- **Brief**
Reproduce the data that follows in its entirety, character for character.

[Figure dataset records]

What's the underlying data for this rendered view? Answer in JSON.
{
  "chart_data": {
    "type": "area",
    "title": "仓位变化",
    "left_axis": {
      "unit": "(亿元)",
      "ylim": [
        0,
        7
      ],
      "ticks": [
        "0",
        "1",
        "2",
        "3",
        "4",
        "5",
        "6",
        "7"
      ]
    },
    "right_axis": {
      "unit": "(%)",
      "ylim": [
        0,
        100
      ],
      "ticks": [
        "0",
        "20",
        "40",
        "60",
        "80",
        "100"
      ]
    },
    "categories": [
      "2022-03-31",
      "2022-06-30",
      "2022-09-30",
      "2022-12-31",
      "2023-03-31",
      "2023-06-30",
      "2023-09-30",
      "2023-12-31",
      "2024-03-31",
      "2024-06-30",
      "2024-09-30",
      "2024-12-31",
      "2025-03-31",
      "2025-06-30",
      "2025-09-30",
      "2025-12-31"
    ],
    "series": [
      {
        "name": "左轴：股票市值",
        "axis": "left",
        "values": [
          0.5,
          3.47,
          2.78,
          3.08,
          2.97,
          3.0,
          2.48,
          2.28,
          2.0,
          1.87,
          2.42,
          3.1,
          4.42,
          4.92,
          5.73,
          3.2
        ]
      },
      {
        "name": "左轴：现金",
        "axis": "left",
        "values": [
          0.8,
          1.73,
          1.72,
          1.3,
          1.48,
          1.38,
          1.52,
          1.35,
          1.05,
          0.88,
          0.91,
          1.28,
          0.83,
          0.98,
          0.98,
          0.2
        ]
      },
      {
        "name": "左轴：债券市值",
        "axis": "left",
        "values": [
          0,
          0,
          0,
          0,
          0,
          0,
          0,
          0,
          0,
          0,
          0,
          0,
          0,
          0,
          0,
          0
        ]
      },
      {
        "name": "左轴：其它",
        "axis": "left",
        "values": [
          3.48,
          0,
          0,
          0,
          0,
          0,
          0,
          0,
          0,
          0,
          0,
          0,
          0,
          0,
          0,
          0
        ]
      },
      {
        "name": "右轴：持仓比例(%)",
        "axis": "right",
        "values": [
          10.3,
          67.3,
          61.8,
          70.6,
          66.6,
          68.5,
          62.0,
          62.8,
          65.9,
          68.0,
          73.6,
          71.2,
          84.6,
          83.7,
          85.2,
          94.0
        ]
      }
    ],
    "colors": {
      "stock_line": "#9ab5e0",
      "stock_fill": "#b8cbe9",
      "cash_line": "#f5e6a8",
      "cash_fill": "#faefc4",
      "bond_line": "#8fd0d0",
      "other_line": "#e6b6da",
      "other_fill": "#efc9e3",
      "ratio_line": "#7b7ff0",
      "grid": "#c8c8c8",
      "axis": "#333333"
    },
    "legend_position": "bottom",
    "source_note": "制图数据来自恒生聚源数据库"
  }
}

- **Complete output**
What's the underlying data for this rendered view? Answer in JSON.
{
  "chart_data": {
    "type": "area",
    "title": "仓位变化",
    "left_axis": {
      "unit": "(亿元)",
      "ylim": [
        0,
        7
      ],
      "ticks": [
        "0",
        "1",
        "2",
        "3",
        "4",
        "5",
        "6",
        "7"
      ]
    },
    "right_axis": {
      "unit": "(%)",
      "ylim": [
        0,
        100
      ],
      "ticks": [
        "0",
        "20",
        "40",
        "60",
        "80",
        "100"
      ]
    },
    "categories": [
      "2022-03-31",
      "2022-06-30",
      "2022-09-30",
      "2022-12-31",
      "2023-03-31",
      "2023-06-30",
      "2023-09-30",
      "2023-12-31",
      "2024-03-31",
      "2024-06-30",
      "2024-09-30",
      "2024-12-31",
      "2025-03-31",
      "2025-06-30",
      "2025-09-30",
      "2025-12-31"
    ],
    "series": [
      {
        "name": "左轴：股票市值",
        "axis": "left",
        "values": [
          0.5,
          3.47,
          2.78,
          3.08,
          2.97,
          3.0,
          2.48,
          2.28,
          2.0,
          1.87,
          2.42,
          3.1,
          4.42,
          4.92,
          5.73,
          3.2
        ]
      },
      {
        "name": "左轴：现金",
        "axis": "left",
        "values": [
          0.8,
          1.73,
          1.72,
          1.3,
          1.48,
          1.38,
          1.52,
          1.35,
          1.05,
          0.88,
          0.91,
          1.28,
          0.83,
          0.98,
          0.98,
          0.2
        ]
      },
      {
        "name": "左轴：债券市值",
        "axis": "left",
        "values": [
          0,
          0,
          0,
          0,
          0,
          0,
          0,
          0,
          0,
          0,
          0,
          0,
          0,
          0,
          0,
          0
        ]
      },
      {
        "name": "左轴：其它",
        "axis": "left",
        "values": [
          3.48,
          0,
          0,
          0,
          0,
          0,
          0,
          0,
          0,
          0,
          0,
          0,
          0,
          0,
          0,
          0
        ]
      },
      {
        "name": "右轴：持仓比例(%)",
        "axis": "right",
        "values": [
          10.3,
          67.3,
          61.8,
          70.6,
          66.6,
          68.5,
          62.0,
          62.8,
          65.9,
          68.0,
          73.6,
          71.2,
          84.6,
          83.7,
          85.2,
          94.0
        ]
      }
    ],
    "colors": {
      "stock_line": "#9ab5e0",
      "stock_fill": "#b8cbe9",
      "cash_line": "#f5e6a8",
      "cash_fill": "#faefc4",
      "bond_line": "#8fd0d0",
      "other_line": "#e6b6da",
      "other_fill": "#efc9e3",
      "ratio_line": "#7b7ff0",
      "grid": "#c8c8c8",
      "axis": "#333333"
    },
    "legend_position": "bottom",
    "source_note": "制图数据来自恒生聚源数据库"
  }
}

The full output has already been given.